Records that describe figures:
********************
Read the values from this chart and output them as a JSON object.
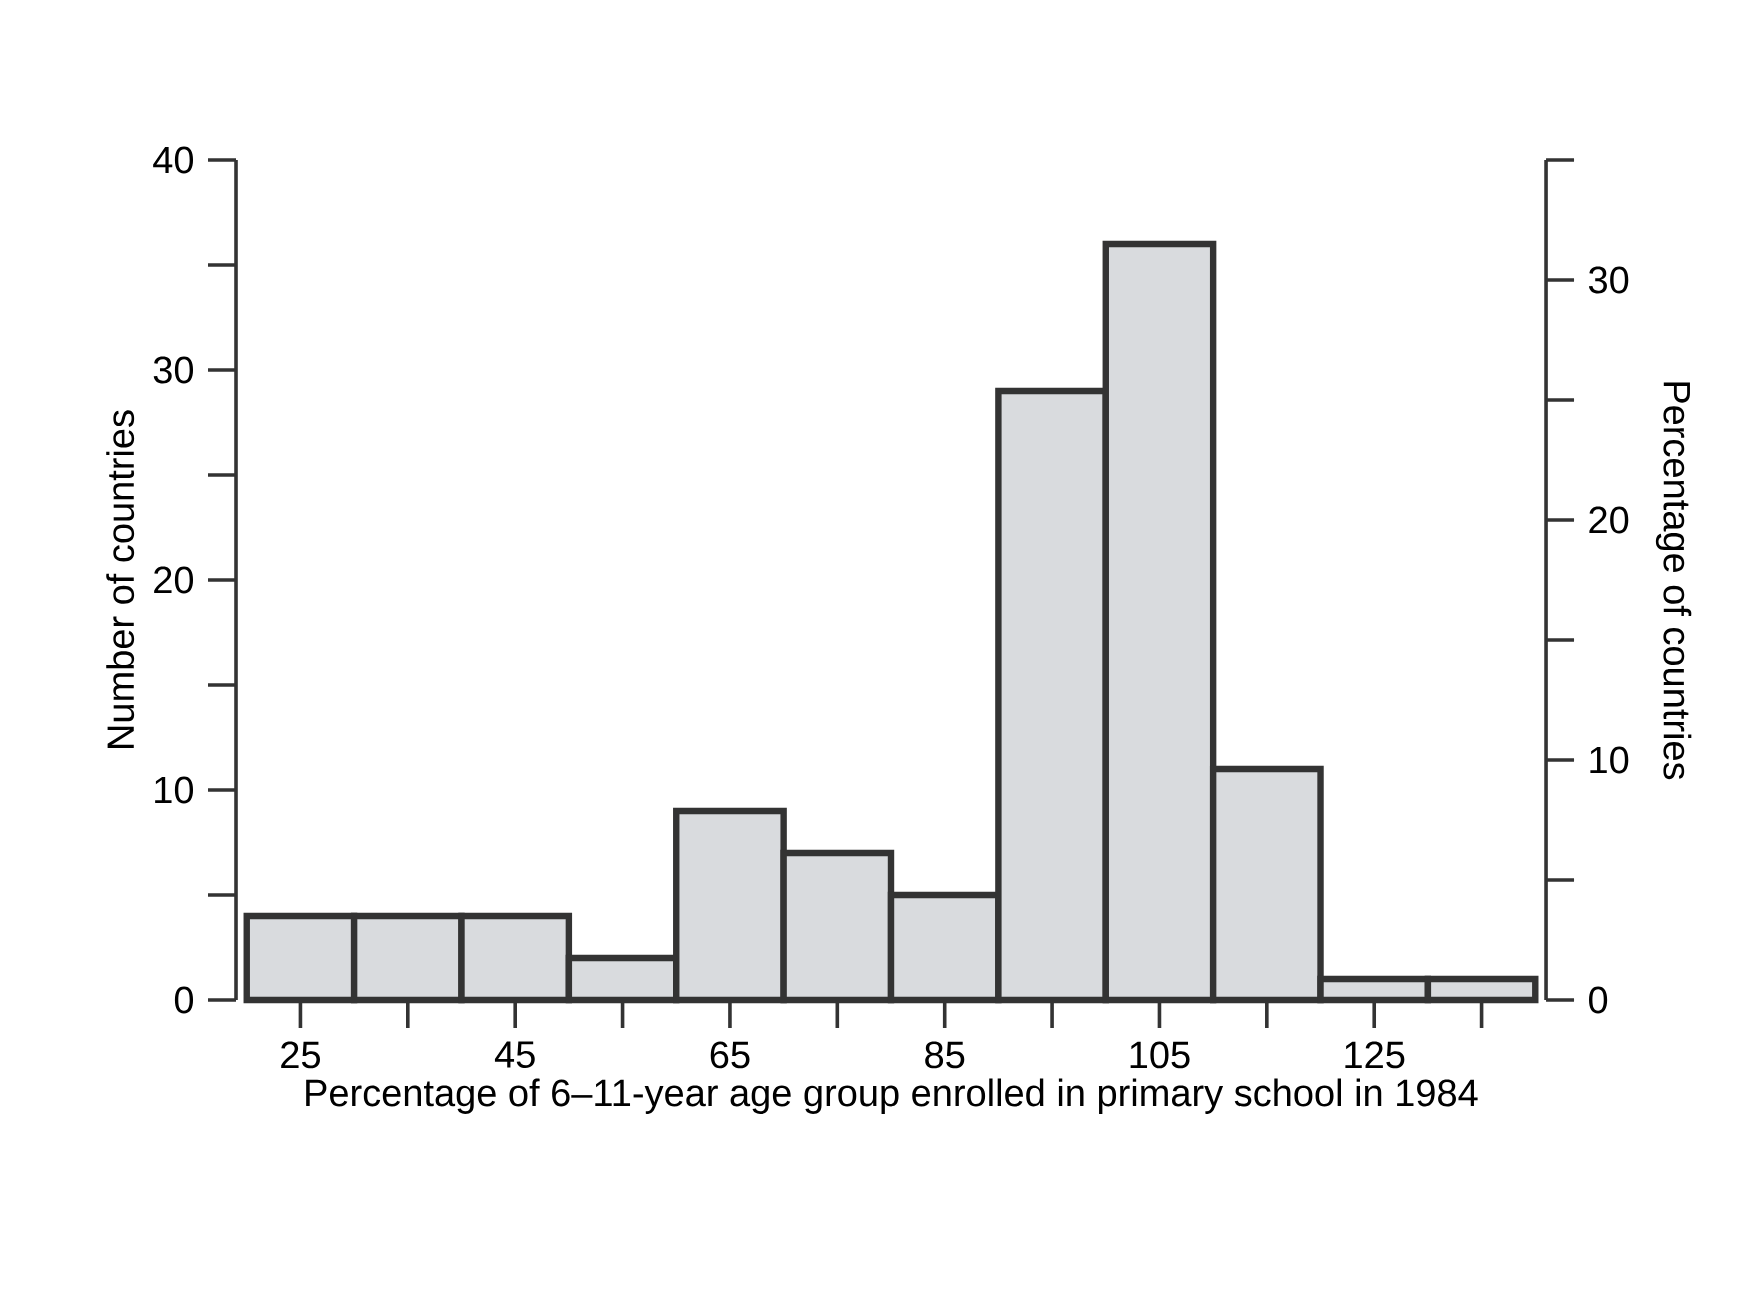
{
  "chart_data": {
    "type": "histogram",
    "xlabel": "Percentage of 6–11-year age group enrolled in primary school in 1984",
    "ylabel": "Number of countries",
    "y2label": "Percentage of countries",
    "bins": [
      20,
      30,
      40,
      50,
      60,
      70,
      80,
      90,
      100,
      110,
      120,
      130,
      140
    ],
    "values": [
      4,
      4,
      4,
      2,
      9,
      7,
      5,
      29,
      36,
      11,
      1,
      1
    ],
    "color": "#d9dbde",
    "xlim": [
      19,
      141
    ],
    "xticks": [
      25,
      {
        "value": 35,
        "label": null
      },
      45,
      {
        "value": 55,
        "label": null
      },
      65,
      {
        "value": 75,
        "label": null
      },
      85,
      {
        "value": 95,
        "label": null
      },
      105,
      {
        "value": 115,
        "label": null
      },
      125,
      {
        "value": 135,
        "label": null
      }
    ],
    "ylim": [
      0,
      40
    ],
    "yticks": [
      0,
      {
        "value": 5,
        "label": null
      },
      10,
      {
        "value": 15,
        "label": null
      },
      20,
      {
        "value": 25,
        "label": null
      },
      30,
      {
        "value": 35,
        "label": null
      },
      40
    ],
    "y2lim": [
      0,
      35
    ],
    "y2ticks": [
      0,
      {
        "value": 5,
        "label": null
      },
      10,
      {
        "value": 15,
        "label": null
      },
      20,
      {
        "value": 25,
        "label": null
      },
      30,
      {
        "value": 35,
        "label": null
      }
    ]
  }
}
********************
Set exercise - Write out each entry exactly as given, omitting any picture.

Solution below -
Read the values from this chart and output them as a JSON object.
{
  "chart_data": {
    "type": "histogram",
    "xlabel": "Percentage of 6–11-year age group enrolled in primary school in 1984",
    "ylabel": "Number of countries",
    "y2label": "Percentage of countries",
    "bins": [
      20,
      30,
      40,
      50,
      60,
      70,
      80,
      90,
      100,
      110,
      120,
      130,
      140
    ],
    "values": [
      4,
      4,
      4,
      2,
      9,
      7,
      5,
      29,
      36,
      11,
      1,
      1
    ],
    "color": "#d9dbde",
    "xlim": [
      19,
      141
    ],
    "xticks": [
      25,
      {
        "value": 35,
        "label": null
      },
      45,
      {
        "value": 55,
        "label": null
      },
      65,
      {
        "value": 75,
        "label": null
      },
      85,
      {
        "value": 95,
        "label": null
      },
      105,
      {
        "value": 115,
        "label": null
      },
      125,
      {
        "value": 135,
        "label": null
      }
    ],
    "ylim": [
      0,
      40
    ],
    "yticks": [
      0,
      {
        "value": 5,
        "label": null
      },
      10,
      {
        "value": 15,
        "label": null
      },
      20,
      {
        "value": 25,
        "label": null
      },
      30,
      {
        "value": 35,
        "label": null
      },
      40
    ],
    "y2lim": [
      0,
      35
    ],
    "y2ticks": [
      0,
      {
        "value": 5,
        "label": null
      },
      10,
      {
        "value": 15,
        "label": null
      },
      20,
      {
        "value": 25,
        "label": null
      },
      30,
      {
        "value": 35,
        "label": null
      }
    ]
  }
}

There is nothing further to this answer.